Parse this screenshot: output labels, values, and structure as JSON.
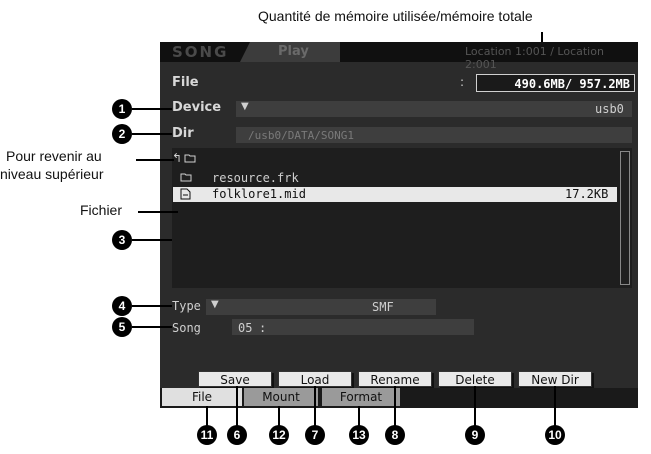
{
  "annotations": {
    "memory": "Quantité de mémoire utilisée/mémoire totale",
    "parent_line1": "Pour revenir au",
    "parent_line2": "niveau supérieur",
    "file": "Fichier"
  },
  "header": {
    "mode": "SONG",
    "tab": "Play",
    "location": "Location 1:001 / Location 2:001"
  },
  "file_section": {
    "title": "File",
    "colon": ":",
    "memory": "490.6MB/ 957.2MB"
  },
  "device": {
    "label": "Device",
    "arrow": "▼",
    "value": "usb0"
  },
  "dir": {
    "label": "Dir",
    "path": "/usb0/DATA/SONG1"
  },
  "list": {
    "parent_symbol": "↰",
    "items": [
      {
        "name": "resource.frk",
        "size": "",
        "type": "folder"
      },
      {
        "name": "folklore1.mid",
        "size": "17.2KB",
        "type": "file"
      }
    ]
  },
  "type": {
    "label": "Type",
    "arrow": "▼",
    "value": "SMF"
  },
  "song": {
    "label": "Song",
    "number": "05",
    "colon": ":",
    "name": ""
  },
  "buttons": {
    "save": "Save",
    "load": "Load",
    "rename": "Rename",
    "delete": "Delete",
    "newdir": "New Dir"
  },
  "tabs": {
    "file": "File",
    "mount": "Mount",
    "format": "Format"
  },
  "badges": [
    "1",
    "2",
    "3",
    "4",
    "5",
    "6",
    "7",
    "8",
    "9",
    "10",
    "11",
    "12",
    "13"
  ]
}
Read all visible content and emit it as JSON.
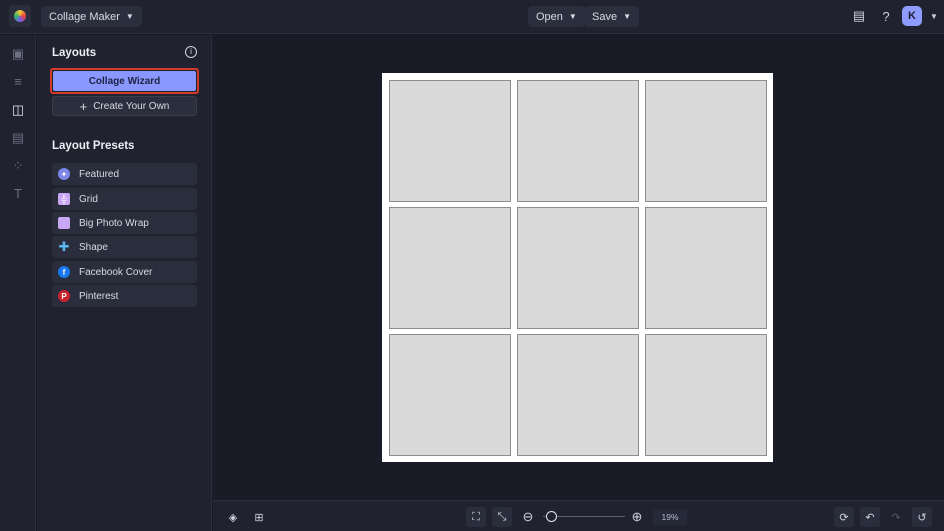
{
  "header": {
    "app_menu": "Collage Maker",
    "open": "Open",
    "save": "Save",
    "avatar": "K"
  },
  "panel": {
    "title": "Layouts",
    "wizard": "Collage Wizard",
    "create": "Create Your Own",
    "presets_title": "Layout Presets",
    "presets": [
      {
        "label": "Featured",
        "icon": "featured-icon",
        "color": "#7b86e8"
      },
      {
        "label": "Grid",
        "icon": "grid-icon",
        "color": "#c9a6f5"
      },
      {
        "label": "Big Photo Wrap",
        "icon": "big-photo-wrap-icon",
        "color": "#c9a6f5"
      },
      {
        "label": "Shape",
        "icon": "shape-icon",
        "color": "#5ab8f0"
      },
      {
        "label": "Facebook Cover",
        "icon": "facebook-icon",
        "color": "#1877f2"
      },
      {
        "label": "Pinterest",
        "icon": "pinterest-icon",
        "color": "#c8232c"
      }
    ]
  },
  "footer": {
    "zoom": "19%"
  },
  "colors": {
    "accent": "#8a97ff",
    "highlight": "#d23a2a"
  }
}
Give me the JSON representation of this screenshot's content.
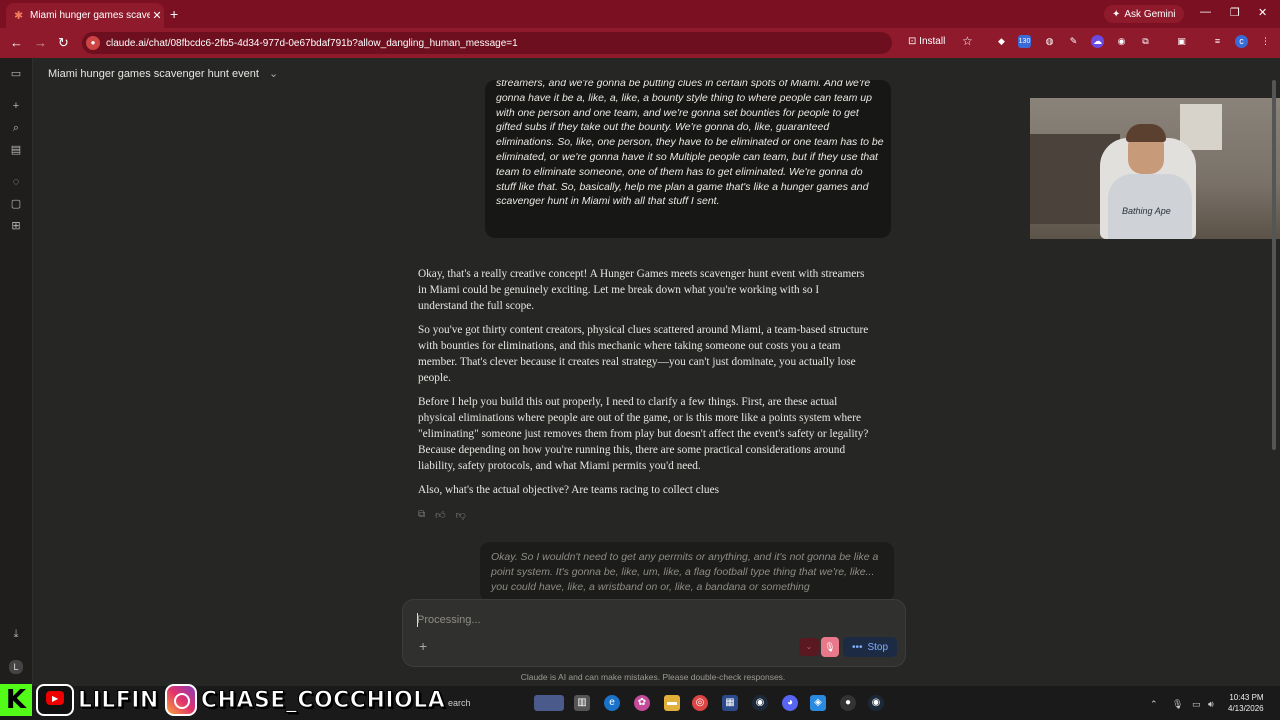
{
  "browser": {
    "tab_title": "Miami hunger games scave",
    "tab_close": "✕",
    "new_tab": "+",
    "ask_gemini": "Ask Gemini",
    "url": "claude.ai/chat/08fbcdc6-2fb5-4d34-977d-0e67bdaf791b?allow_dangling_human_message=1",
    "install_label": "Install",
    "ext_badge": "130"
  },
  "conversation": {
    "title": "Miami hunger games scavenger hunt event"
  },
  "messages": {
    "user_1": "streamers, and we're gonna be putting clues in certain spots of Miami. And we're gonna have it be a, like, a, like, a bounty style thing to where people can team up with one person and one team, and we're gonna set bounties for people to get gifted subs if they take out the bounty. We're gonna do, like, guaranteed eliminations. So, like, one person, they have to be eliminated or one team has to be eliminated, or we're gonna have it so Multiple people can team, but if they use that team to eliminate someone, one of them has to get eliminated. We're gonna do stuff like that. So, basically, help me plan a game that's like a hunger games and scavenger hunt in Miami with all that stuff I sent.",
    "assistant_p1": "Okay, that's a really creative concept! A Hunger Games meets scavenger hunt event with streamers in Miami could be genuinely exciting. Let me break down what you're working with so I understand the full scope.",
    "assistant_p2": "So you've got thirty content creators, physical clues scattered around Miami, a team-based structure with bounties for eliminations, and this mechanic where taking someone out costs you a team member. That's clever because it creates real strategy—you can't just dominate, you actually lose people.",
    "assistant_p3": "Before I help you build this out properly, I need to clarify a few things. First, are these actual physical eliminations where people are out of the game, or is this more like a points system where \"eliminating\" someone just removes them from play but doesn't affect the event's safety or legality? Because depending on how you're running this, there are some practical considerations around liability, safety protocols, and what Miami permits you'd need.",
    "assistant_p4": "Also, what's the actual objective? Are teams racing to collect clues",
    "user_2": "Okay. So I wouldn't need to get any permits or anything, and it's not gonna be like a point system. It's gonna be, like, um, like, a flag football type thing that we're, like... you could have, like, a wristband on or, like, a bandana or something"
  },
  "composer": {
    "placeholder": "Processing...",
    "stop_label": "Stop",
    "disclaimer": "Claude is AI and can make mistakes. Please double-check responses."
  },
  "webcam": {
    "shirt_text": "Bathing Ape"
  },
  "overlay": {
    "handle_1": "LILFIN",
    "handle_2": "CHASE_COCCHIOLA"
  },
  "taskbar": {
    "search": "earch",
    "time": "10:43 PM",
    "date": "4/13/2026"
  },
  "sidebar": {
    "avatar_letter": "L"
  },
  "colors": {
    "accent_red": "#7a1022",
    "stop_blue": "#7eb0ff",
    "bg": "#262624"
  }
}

══════════════════════════════

Task requirements: In the lines above, find each one with "screenshot" and list it.

Expected answer:
Parse this screenshot: output labels, values, and structure as JSON.
Give me the JSON representation of this screenshot's content.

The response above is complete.